TASK DIRECTIONS -> Word for word, restate every line of the listing that follows.
***
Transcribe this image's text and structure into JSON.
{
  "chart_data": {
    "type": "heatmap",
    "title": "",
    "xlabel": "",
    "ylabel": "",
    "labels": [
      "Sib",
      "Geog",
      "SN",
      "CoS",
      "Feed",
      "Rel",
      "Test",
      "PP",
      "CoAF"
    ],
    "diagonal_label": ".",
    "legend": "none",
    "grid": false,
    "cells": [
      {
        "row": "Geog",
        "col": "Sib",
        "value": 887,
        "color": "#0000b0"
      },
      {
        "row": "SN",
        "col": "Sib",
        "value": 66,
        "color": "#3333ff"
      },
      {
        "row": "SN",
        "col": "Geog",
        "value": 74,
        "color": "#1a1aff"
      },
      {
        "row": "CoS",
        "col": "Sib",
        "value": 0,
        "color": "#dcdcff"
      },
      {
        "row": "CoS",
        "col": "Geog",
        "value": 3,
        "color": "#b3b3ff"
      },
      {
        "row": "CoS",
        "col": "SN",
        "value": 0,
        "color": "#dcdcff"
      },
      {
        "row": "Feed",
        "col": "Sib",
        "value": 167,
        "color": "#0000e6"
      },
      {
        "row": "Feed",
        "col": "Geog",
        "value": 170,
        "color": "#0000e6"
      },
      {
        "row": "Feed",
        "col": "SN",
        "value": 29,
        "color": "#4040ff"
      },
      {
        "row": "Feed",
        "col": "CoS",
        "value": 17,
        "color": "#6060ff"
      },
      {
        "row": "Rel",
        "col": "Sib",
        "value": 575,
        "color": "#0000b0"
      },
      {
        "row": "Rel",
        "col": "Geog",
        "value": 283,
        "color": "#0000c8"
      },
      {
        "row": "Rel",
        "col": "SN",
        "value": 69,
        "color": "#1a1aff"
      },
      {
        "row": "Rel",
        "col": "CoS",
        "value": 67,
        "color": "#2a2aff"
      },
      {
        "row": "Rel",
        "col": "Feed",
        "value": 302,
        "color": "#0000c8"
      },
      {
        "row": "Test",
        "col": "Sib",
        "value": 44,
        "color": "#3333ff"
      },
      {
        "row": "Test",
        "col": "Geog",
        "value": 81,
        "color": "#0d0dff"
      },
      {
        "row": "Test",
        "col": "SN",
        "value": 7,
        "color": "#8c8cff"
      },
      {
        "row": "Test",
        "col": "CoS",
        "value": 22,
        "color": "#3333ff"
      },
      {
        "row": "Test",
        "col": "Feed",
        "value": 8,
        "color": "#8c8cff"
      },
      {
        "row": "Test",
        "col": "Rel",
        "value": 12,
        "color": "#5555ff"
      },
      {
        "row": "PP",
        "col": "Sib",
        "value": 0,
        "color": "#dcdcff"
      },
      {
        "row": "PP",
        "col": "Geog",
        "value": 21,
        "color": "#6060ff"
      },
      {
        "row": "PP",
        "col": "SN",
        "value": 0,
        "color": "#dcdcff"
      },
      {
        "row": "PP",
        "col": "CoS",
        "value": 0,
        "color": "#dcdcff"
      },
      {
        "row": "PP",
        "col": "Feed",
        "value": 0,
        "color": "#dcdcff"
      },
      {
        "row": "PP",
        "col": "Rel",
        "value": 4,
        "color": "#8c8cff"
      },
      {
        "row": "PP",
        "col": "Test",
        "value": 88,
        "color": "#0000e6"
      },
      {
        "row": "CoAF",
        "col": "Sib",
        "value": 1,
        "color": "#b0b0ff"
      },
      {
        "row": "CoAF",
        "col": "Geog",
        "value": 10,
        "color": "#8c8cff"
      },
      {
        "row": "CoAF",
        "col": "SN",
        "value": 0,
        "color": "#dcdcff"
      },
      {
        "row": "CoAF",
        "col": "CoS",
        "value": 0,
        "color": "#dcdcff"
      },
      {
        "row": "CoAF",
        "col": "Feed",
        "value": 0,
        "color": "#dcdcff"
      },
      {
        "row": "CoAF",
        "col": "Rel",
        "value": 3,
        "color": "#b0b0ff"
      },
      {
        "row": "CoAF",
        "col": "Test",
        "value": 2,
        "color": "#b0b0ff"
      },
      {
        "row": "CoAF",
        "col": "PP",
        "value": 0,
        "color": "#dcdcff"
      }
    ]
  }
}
***
OUTPUT BELOW ->
Transcribe this image's text and structure into JSON.
{
  "chart_data": {
    "type": "heatmap",
    "title": "",
    "xlabel": "",
    "ylabel": "",
    "labels": [
      "Sib",
      "Geog",
      "SN",
      "CoS",
      "Feed",
      "Rel",
      "Test",
      "PP",
      "CoAF"
    ],
    "diagonal_label": ".",
    "legend": "none",
    "grid": false,
    "cells": [
      {
        "row": "Geog",
        "col": "Sib",
        "value": 887,
        "color": "#0000b0"
      },
      {
        "row": "SN",
        "col": "Sib",
        "value": 66,
        "color": "#3333ff"
      },
      {
        "row": "SN",
        "col": "Geog",
        "value": 74,
        "color": "#1a1aff"
      },
      {
        "row": "CoS",
        "col": "Sib",
        "value": 0,
        "color": "#dcdcff"
      },
      {
        "row": "CoS",
        "col": "Geog",
        "value": 3,
        "color": "#b3b3ff"
      },
      {
        "row": "CoS",
        "col": "SN",
        "value": 0,
        "color": "#dcdcff"
      },
      {
        "row": "Feed",
        "col": "Sib",
        "value": 167,
        "color": "#0000e6"
      },
      {
        "row": "Feed",
        "col": "Geog",
        "value": 170,
        "color": "#0000e6"
      },
      {
        "row": "Feed",
        "col": "SN",
        "value": 29,
        "color": "#4040ff"
      },
      {
        "row": "Feed",
        "col": "CoS",
        "value": 17,
        "color": "#6060ff"
      },
      {
        "row": "Rel",
        "col": "Sib",
        "value": 575,
        "color": "#0000b0"
      },
      {
        "row": "Rel",
        "col": "Geog",
        "value": 283,
        "color": "#0000c8"
      },
      {
        "row": "Rel",
        "col": "SN",
        "value": 69,
        "color": "#1a1aff"
      },
      {
        "row": "Rel",
        "col": "CoS",
        "value": 67,
        "color": "#2a2aff"
      },
      {
        "row": "Rel",
        "col": "Feed",
        "value": 302,
        "color": "#0000c8"
      },
      {
        "row": "Test",
        "col": "Sib",
        "value": 44,
        "color": "#3333ff"
      },
      {
        "row": "Test",
        "col": "Geog",
        "value": 81,
        "color": "#0d0dff"
      },
      {
        "row": "Test",
        "col": "SN",
        "value": 7,
        "color": "#8c8cff"
      },
      {
        "row": "Test",
        "col": "CoS",
        "value": 22,
        "color": "#3333ff"
      },
      {
        "row": "Test",
        "col": "Feed",
        "value": 8,
        "color": "#8c8cff"
      },
      {
        "row": "Test",
        "col": "Rel",
        "value": 12,
        "color": "#5555ff"
      },
      {
        "row": "PP",
        "col": "Sib",
        "value": 0,
        "color": "#dcdcff"
      },
      {
        "row": "PP",
        "col": "Geog",
        "value": 21,
        "color": "#6060ff"
      },
      {
        "row": "PP",
        "col": "SN",
        "value": 0,
        "color": "#dcdcff"
      },
      {
        "row": "PP",
        "col": "CoS",
        "value": 0,
        "color": "#dcdcff"
      },
      {
        "row": "PP",
        "col": "Feed",
        "value": 0,
        "color": "#dcdcff"
      },
      {
        "row": "PP",
        "col": "Rel",
        "value": 4,
        "color": "#8c8cff"
      },
      {
        "row": "PP",
        "col": "Test",
        "value": 88,
        "color": "#0000e6"
      },
      {
        "row": "CoAF",
        "col": "Sib",
        "value": 1,
        "color": "#b0b0ff"
      },
      {
        "row": "CoAF",
        "col": "Geog",
        "value": 10,
        "color": "#8c8cff"
      },
      {
        "row": "CoAF",
        "col": "SN",
        "value": 0,
        "color": "#dcdcff"
      },
      {
        "row": "CoAF",
        "col": "CoS",
        "value": 0,
        "color": "#dcdcff"
      },
      {
        "row": "CoAF",
        "col": "Feed",
        "value": 0,
        "color": "#dcdcff"
      },
      {
        "row": "CoAF",
        "col": "Rel",
        "value": 3,
        "color": "#b0b0ff"
      },
      {
        "row": "CoAF",
        "col": "Test",
        "value": 2,
        "color": "#b0b0ff"
      },
      {
        "row": "CoAF",
        "col": "PP",
        "value": 0,
        "color": "#dcdcff"
      }
    ]
  }
}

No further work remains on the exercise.